*What is being asked*
Print out each record below, unaltered and complete, without its images.

[Dataset records]
● ● ● ●
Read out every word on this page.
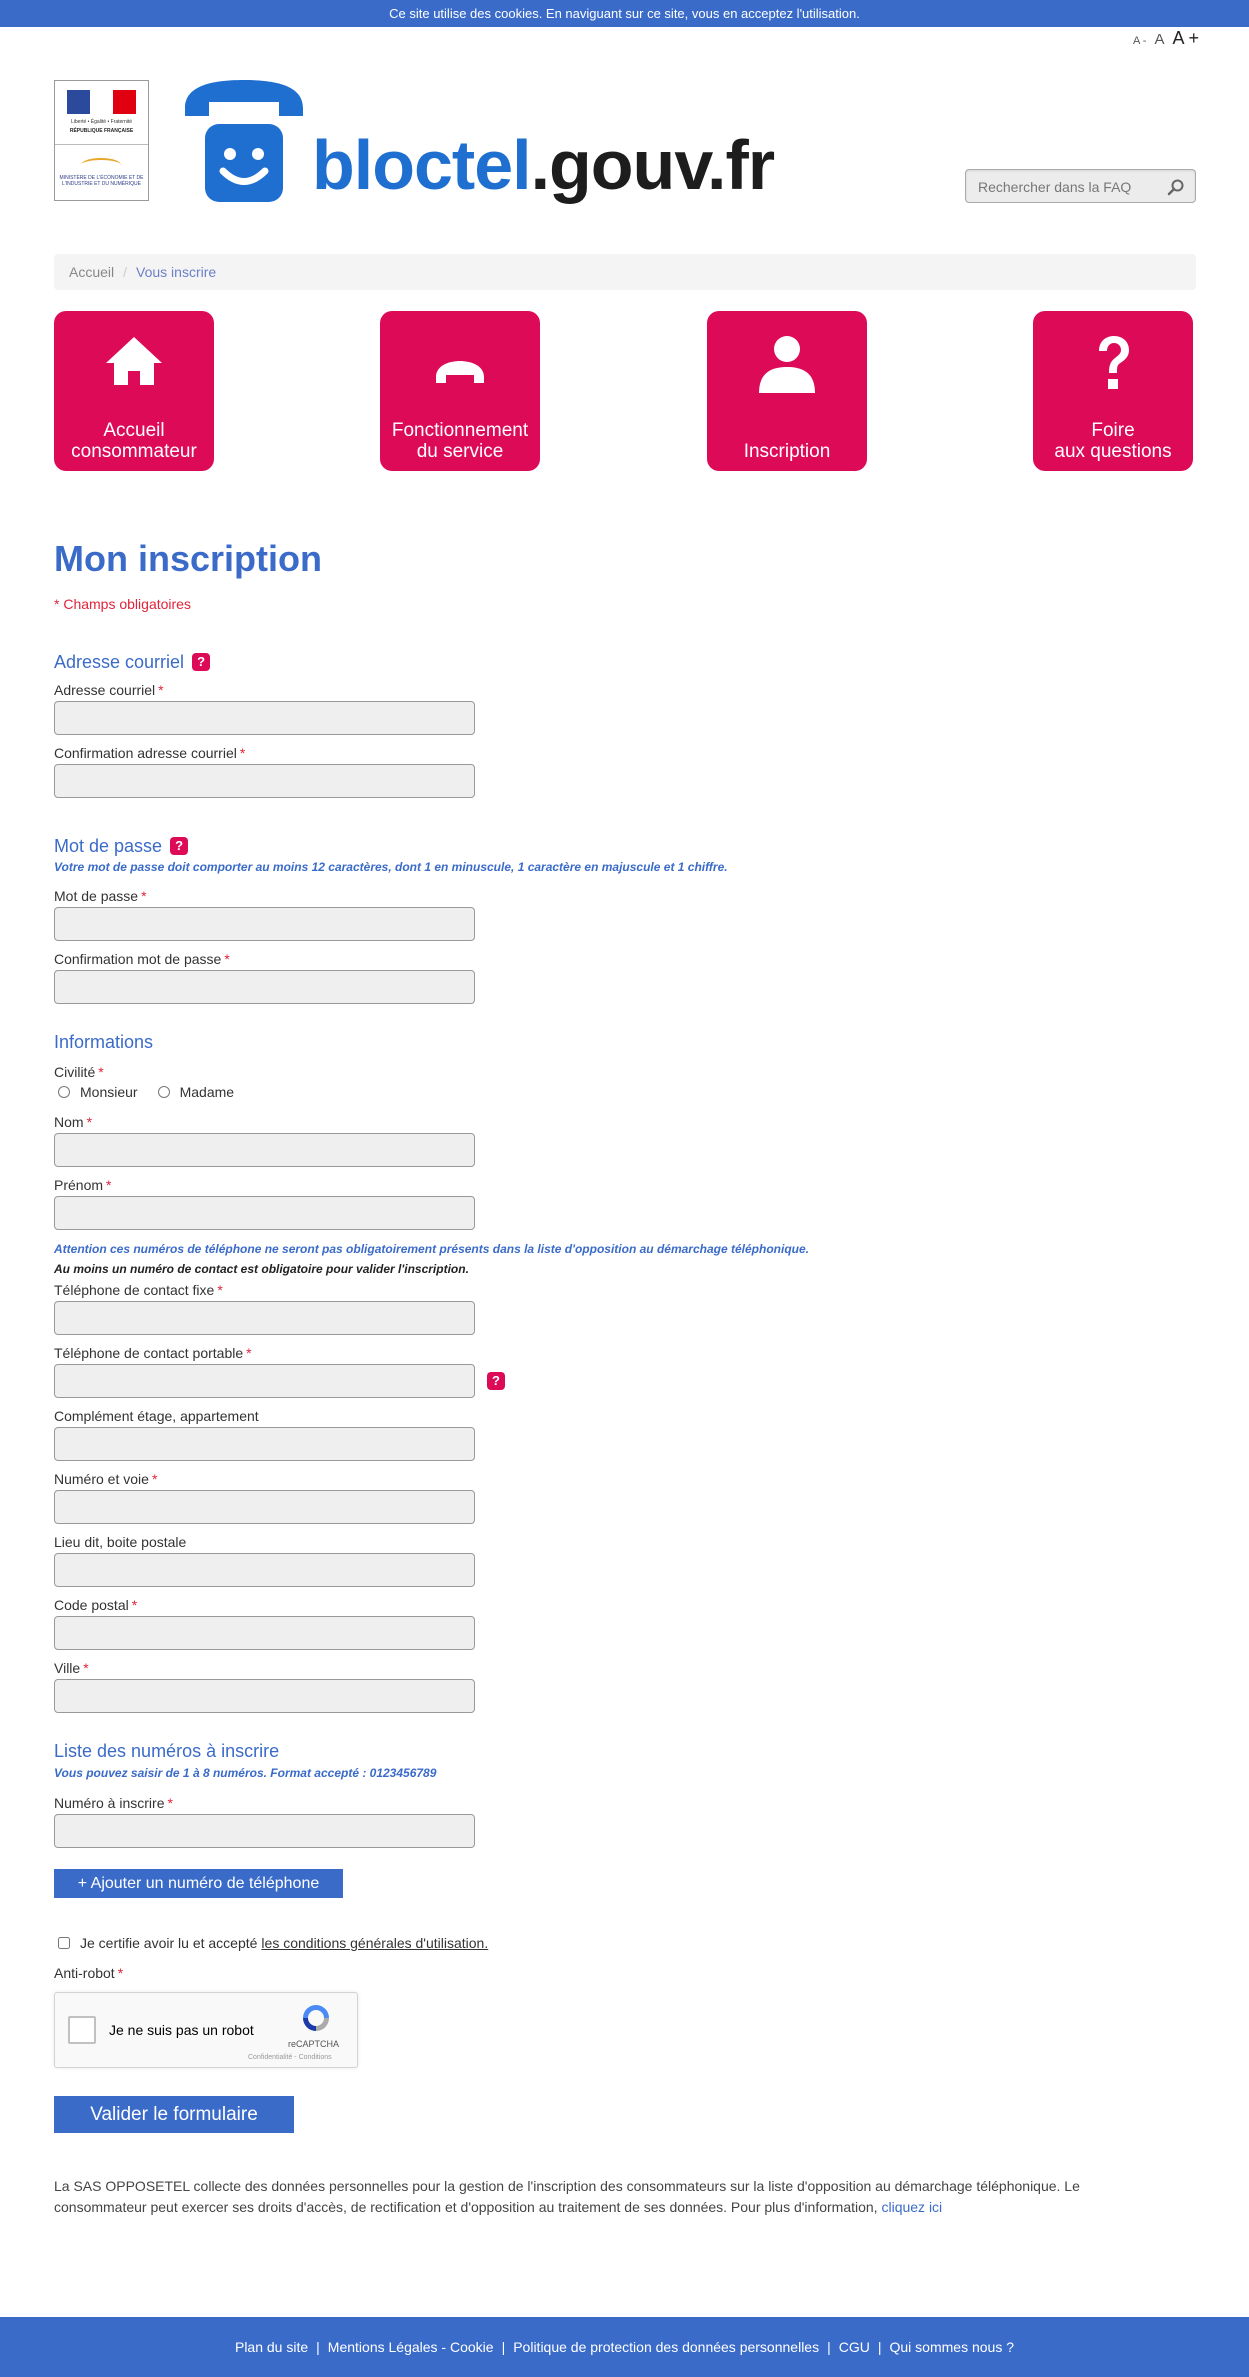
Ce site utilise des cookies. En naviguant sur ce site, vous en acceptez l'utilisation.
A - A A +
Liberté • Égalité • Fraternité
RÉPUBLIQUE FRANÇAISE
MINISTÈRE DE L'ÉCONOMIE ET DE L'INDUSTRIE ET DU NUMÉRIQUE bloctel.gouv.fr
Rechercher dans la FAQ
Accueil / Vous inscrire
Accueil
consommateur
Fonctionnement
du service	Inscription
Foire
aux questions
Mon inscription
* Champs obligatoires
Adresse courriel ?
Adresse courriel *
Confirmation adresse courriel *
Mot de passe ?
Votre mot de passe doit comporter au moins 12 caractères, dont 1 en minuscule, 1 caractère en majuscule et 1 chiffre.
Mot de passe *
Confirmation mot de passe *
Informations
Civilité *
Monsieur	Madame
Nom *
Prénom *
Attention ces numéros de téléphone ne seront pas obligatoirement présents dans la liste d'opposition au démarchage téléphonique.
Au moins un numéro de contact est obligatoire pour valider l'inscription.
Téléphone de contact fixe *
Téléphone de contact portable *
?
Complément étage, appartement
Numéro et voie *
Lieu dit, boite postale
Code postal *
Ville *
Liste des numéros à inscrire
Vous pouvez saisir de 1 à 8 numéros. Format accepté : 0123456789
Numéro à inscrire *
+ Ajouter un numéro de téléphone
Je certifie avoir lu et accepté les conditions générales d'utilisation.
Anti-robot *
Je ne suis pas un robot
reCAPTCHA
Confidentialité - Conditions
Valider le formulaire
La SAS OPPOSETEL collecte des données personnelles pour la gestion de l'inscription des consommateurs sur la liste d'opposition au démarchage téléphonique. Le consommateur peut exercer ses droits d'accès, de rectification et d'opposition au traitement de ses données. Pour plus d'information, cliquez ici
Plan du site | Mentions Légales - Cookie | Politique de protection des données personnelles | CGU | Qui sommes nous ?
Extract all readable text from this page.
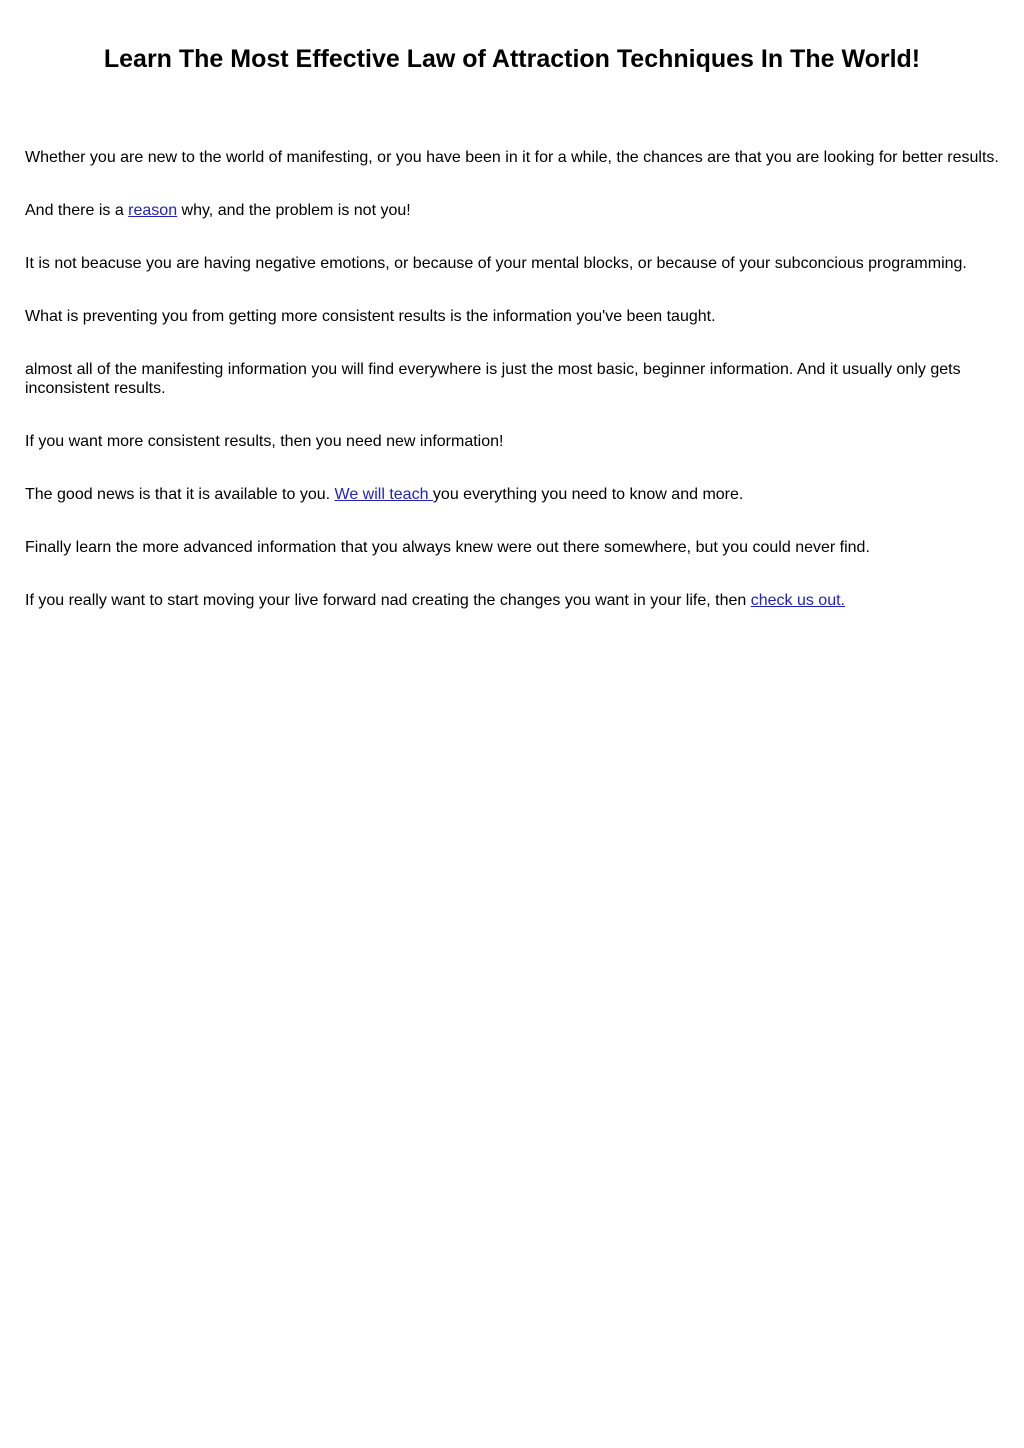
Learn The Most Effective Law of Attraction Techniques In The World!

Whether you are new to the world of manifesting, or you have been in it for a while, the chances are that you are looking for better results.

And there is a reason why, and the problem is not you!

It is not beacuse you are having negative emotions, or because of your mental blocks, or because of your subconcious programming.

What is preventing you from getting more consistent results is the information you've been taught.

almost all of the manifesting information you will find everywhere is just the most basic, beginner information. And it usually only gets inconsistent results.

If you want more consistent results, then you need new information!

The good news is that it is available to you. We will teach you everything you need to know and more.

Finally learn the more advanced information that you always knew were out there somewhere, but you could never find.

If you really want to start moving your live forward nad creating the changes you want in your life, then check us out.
● ● ● ●
*Finished answer*
Read out every word on this page.
Ce site utilise des cookies. En naviguant sur ce site, vous en acceptez l'utilisation.
A - A A +
Liberté • Égalité • Fraternité
RÉPUBLIQUE FRANÇAISE
MINISTÈRE DE L'ÉCONOMIE ET DE L'INDUSTRIE ET DU NUMÉRIQUE bloctel.gouv.fr
Rechercher dans la FAQ
Accueil / Vous inscrire
Accueil
consommateur
Fonctionnement
du service	Inscription
Foire
aux questions
Mon inscription
* Champs obligatoires
Adresse courriel ?
Adresse courriel *
Confirmation adresse courriel *
Mot de passe ?
Votre mot de passe doit comporter au moins 12 caractères, dont 1 en minuscule, 1 caractère en majuscule et 1 chiffre.
Mot de passe *
Confirmation mot de passe *
Informations
Civilité *
Monsieur	Madame
Nom *
Prénom *
Attention ces numéros de téléphone ne seront pas obligatoirement présents dans la liste d'opposition au démarchage téléphonique.
Au moins un numéro de contact est obligatoire pour valider l'inscription.
Téléphone de contact fixe *
Téléphone de contact portable *
?
Complément étage, appartement
Numéro et voie *
Lieu dit, boite postale
Code postal *
Ville *
Liste des numéros à inscrire
Vous pouvez saisir de 1 à 8 numéros. Format accepté : 0123456789
Numéro à inscrire *
+ Ajouter un numéro de téléphone
Je certifie avoir lu et accepté les conditions générales d'utilisation.
Anti-robot *
Je ne suis pas un robot
reCAPTCHA
Confidentialité - Conditions
Valider le formulaire
La SAS OPPOSETEL collecte des données personnelles pour la gestion de l'inscription des consommateurs sur la liste d'opposition au démarchage téléphonique. Le consommateur peut exercer ses droits d'accès, de rectification et d'opposition au traitement de ses données. Pour plus d'information, cliquez ici
Plan du site | Mentions Légales - Cookie | Politique de protection des données personnelles | CGU | Qui sommes nous ?
Extract all readable text from this page.
Learn The Most Effective Law of Attraction Techniques In The World!

Whether you are new to the world of manifesting, or you have been in it for a while, the chances are that you are looking for better results.

And there is a reason why, and the problem is not you!

It is not beacuse you are having negative emotions, or because of your mental blocks, or because of your subconcious programming.

What is preventing you from getting more consistent results is the information you've been taught.

almost all of the manifesting information you will find everywhere is just the most basic, beginner information. And it usually only gets inconsistent results.

If you want more consistent results, then you need new information!

The good news is that it is available to you. We will teach you everything you need to know and more.

Finally learn the more advanced information that you always knew were out there somewhere, but you could never find.

If you really want to start moving your live forward nad creating the changes you want in your life, then check us out.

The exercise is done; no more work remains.